Supplied records
===============

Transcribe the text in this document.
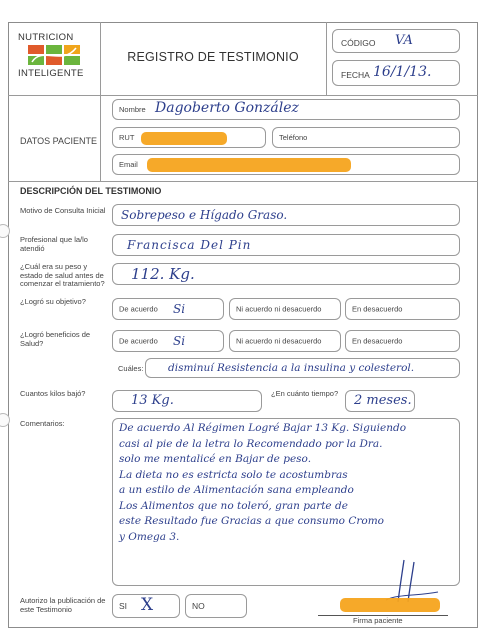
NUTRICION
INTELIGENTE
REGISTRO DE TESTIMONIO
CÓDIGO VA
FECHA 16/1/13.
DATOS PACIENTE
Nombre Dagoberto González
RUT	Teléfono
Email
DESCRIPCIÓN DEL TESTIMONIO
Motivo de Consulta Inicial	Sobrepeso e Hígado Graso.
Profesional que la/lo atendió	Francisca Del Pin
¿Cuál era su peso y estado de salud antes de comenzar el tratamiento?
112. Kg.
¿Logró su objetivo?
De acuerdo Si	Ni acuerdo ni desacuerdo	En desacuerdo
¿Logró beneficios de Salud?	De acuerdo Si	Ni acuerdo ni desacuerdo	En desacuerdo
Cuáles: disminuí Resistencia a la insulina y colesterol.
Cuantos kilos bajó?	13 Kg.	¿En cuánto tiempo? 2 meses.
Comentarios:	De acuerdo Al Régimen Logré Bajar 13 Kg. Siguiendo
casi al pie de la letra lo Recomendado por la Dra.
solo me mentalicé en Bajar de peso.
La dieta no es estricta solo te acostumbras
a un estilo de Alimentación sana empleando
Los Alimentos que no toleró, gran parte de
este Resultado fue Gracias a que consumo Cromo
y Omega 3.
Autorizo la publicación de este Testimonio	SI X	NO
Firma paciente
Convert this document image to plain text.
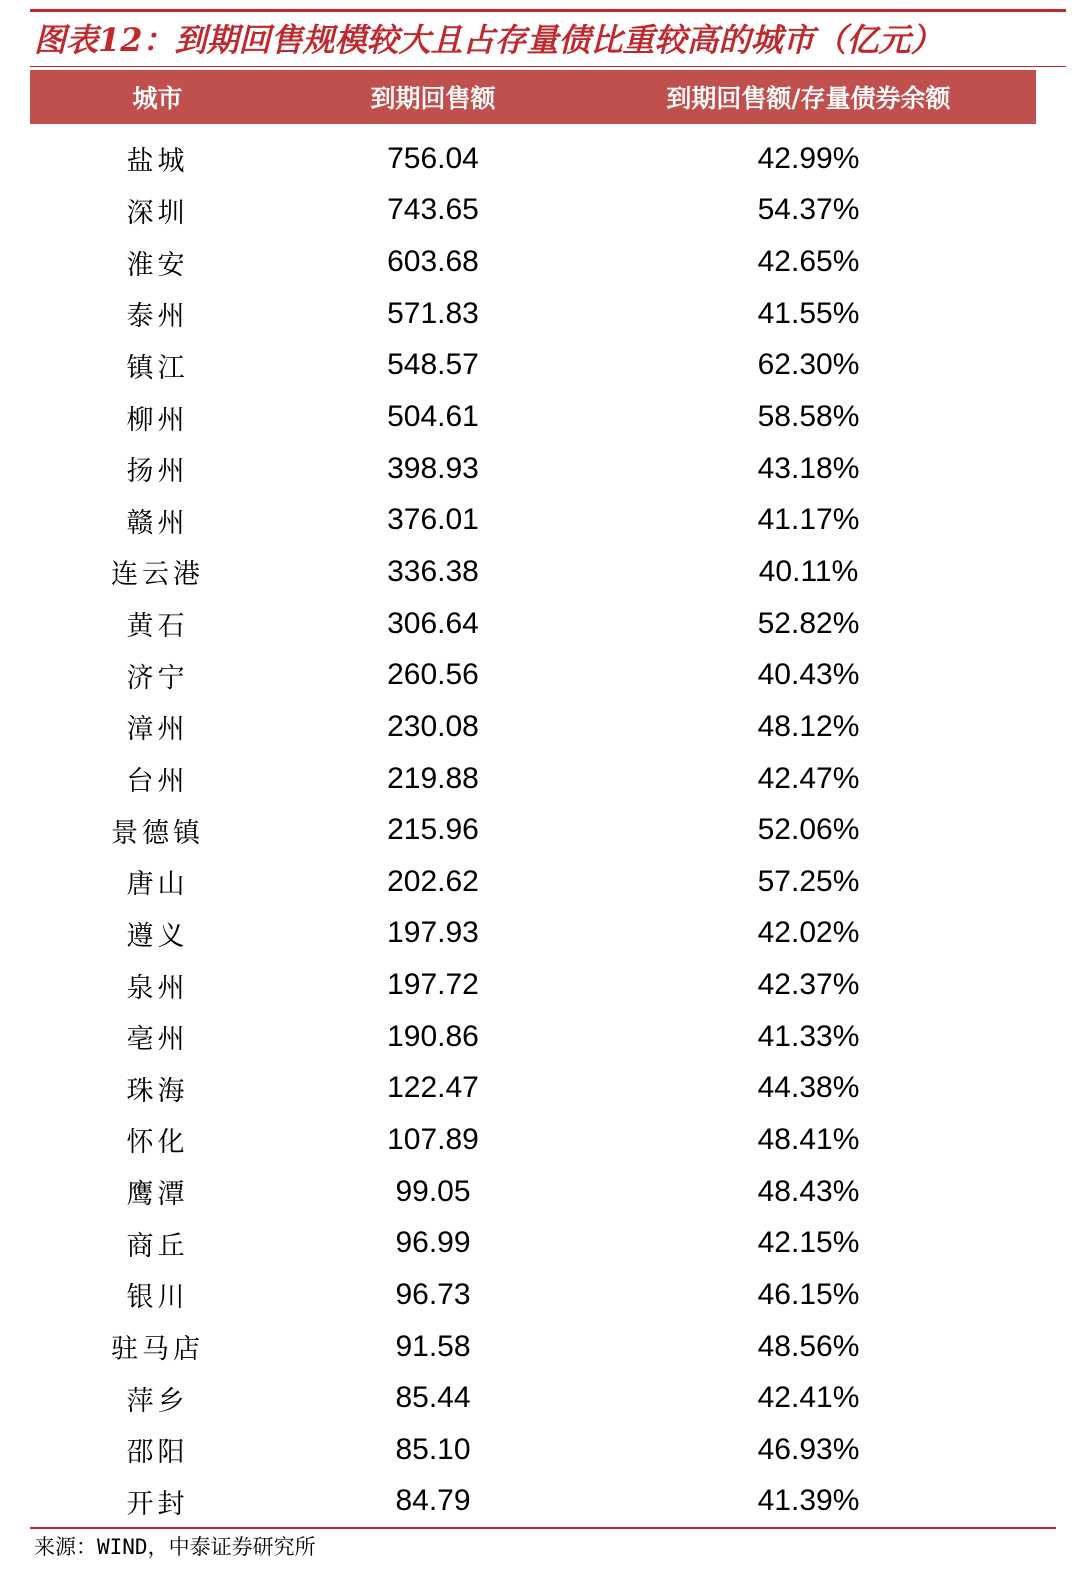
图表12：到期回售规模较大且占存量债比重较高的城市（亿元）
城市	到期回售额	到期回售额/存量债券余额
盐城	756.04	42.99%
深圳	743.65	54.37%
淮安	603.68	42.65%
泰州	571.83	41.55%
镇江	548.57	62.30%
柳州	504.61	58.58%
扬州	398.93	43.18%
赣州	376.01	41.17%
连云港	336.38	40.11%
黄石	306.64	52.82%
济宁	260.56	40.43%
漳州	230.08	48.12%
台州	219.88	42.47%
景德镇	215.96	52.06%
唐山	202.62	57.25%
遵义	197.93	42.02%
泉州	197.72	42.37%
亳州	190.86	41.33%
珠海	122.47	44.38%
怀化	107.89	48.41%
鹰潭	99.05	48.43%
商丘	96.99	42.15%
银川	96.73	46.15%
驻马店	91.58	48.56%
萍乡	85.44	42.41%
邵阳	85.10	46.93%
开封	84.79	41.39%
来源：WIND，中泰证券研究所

===============

Stated problem
Do not include pictures. Copy only the lines running from the line with "Convert this document image to plain text." through the last line of the records, exactly as they appear.

Solution to the problem
Convert this document image to plain text.
图表12：到期回售规模较大且占存量债比重较高的城市（亿元）
城市	到期回售额	到期回售额/存量债券余额
盐城	756.04	42.99%
深圳	743.65	54.37%
淮安	603.68	42.65%
泰州	571.83	41.55%
镇江	548.57	62.30%
柳州	504.61	58.58%
扬州	398.93	43.18%
赣州	376.01	41.17%
连云港	336.38	40.11%
黄石	306.64	52.82%
济宁	260.56	40.43%
漳州	230.08	48.12%
台州	219.88	42.47%
景德镇	215.96	52.06%
唐山	202.62	57.25%
遵义	197.93	42.02%
泉州	197.72	42.37%
亳州	190.86	41.33%
珠海	122.47	44.38%
怀化	107.89	48.41%
鹰潭	99.05	48.43%
商丘	96.99	42.15%
银川	96.73	46.15%
驻马店	91.58	48.56%
萍乡	85.44	42.41%
邵阳	85.10	46.93%
开封	84.79	41.39%
来源：WIND，中泰证券研究所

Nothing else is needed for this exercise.